• **REQUIREMENT**: Copy out each line in the material below that has the word "hoặc".

Saved data entries:
• • •
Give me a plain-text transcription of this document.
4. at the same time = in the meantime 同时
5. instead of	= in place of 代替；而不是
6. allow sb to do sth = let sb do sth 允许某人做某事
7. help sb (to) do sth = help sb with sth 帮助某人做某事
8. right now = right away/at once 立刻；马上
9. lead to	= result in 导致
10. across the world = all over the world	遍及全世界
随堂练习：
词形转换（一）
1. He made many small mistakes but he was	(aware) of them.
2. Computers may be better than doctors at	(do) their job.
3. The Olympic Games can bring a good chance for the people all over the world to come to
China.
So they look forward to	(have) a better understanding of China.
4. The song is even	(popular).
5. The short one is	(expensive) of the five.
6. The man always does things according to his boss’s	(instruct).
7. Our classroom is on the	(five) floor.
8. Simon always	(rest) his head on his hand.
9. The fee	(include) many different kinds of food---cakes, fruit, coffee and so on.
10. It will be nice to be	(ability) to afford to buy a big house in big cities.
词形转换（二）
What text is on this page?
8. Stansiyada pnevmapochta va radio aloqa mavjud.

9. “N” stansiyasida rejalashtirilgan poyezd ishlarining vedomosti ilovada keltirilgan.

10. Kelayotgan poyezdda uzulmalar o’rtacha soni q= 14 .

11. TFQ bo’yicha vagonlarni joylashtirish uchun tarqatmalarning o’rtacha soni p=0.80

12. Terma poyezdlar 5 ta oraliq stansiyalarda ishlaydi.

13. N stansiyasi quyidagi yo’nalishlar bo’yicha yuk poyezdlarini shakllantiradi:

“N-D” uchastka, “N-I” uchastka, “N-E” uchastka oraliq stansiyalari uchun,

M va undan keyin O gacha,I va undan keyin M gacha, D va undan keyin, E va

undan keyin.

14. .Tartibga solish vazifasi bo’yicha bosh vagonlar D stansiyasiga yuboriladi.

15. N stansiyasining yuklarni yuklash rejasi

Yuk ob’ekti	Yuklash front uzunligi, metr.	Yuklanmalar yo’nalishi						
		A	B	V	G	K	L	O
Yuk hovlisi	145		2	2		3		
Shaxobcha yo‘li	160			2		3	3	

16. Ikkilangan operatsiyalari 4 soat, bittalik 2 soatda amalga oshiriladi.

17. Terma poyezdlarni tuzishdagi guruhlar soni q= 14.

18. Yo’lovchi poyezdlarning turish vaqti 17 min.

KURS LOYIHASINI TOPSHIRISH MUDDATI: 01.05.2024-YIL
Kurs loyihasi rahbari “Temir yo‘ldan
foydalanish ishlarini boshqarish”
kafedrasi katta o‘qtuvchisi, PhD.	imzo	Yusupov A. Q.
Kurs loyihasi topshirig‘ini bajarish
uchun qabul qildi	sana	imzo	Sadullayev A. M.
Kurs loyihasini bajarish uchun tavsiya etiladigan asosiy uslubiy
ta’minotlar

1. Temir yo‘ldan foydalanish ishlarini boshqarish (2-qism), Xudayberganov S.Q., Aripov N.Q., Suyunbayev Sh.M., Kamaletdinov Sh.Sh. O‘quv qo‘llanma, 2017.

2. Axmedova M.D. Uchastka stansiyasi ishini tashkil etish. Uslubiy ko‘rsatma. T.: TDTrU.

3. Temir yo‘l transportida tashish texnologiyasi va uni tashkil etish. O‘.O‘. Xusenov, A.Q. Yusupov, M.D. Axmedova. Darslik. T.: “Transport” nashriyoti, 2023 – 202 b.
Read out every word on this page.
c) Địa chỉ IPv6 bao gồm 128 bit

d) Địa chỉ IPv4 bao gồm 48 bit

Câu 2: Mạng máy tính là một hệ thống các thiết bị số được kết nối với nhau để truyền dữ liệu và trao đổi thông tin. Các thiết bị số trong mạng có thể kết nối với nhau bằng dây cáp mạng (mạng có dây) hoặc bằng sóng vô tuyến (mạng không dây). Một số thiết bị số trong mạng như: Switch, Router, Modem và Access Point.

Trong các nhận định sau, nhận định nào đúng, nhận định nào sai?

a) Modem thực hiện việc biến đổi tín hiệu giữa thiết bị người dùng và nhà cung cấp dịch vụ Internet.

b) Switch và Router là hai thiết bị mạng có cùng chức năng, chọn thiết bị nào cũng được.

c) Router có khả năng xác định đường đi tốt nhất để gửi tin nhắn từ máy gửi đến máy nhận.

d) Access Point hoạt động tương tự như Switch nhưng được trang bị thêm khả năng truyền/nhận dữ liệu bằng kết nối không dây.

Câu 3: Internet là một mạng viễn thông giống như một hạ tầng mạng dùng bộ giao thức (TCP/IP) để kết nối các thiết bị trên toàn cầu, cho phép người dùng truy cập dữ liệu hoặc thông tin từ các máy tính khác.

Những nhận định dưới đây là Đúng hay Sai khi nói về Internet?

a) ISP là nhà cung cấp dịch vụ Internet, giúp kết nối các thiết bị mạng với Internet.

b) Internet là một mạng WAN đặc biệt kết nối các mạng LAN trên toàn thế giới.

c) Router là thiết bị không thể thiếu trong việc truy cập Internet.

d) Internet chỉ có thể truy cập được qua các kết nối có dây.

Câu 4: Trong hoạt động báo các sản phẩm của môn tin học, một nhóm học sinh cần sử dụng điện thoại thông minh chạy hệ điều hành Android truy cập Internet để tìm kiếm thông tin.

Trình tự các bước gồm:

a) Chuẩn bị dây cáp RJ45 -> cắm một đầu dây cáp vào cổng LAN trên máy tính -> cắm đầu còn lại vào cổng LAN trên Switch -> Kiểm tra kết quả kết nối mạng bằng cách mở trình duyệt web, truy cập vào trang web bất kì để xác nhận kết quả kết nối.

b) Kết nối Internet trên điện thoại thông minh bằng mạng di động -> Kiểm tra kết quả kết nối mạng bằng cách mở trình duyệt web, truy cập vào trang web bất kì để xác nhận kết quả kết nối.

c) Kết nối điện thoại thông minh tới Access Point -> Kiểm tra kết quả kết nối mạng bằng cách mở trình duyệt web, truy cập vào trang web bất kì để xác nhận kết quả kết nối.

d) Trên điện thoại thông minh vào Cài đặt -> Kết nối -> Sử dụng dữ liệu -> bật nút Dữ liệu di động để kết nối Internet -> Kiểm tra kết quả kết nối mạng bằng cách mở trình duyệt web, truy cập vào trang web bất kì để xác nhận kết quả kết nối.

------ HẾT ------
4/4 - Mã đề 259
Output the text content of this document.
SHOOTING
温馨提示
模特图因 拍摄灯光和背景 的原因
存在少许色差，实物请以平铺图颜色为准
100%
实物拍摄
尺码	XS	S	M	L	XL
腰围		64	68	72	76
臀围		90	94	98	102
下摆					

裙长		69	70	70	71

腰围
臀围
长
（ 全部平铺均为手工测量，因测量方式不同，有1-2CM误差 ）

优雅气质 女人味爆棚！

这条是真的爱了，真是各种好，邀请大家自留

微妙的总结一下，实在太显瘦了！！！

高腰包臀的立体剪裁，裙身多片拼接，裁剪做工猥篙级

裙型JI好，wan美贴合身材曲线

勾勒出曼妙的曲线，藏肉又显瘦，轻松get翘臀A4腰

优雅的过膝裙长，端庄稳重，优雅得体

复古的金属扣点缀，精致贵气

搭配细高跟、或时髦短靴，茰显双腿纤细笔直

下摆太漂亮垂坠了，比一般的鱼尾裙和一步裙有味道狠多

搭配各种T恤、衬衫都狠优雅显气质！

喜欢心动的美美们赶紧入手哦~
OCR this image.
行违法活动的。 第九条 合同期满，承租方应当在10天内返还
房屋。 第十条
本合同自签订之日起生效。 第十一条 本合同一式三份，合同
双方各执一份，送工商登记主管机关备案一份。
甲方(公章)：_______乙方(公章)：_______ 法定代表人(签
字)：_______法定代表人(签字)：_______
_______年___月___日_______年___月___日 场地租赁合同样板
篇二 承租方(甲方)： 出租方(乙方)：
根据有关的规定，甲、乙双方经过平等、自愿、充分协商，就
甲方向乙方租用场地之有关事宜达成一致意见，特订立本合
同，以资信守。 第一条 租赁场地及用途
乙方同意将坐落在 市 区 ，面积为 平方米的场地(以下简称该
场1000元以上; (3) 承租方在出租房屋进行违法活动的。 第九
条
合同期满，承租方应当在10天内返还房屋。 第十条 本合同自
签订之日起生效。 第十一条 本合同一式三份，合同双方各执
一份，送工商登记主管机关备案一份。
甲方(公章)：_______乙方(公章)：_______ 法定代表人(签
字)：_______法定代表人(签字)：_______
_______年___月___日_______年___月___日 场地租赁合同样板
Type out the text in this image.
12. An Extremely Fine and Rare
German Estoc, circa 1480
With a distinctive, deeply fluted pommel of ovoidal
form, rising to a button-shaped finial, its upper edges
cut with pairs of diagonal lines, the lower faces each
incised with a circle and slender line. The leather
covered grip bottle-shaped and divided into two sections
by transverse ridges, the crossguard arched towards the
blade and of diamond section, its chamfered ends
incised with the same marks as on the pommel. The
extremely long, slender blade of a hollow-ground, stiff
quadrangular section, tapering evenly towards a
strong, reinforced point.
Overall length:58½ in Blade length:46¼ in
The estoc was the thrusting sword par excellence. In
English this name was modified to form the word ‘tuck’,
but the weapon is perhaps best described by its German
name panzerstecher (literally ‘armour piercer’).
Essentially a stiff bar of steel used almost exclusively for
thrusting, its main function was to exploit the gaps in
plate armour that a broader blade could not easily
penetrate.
• • •
• **FINISHED ANSWER**:
Câu 2: Mạng máy tính là một hệ thống các thiết bị số được kết nối với nhau để truyền dữ liệu và trao đổi thông tin. Các thiết bị số trong mạng có thể kết nối với nhau bằng dây cáp mạng (mạng có dây) hoặc bằng sóng vô tuyến (mạng không dây). Một số thiết bị số trong mạng như: Switch, Router, Modem và Access Point.
Câu 3: Internet là một mạng viễn thông giống như một hạ tầng mạng dùng bộ giao thức (TCP/IP) để kết nối các thiết bị trên toàn cầu, cho phép người dùng truy cập dữ liệu hoặc thông tin từ các máy tính khác.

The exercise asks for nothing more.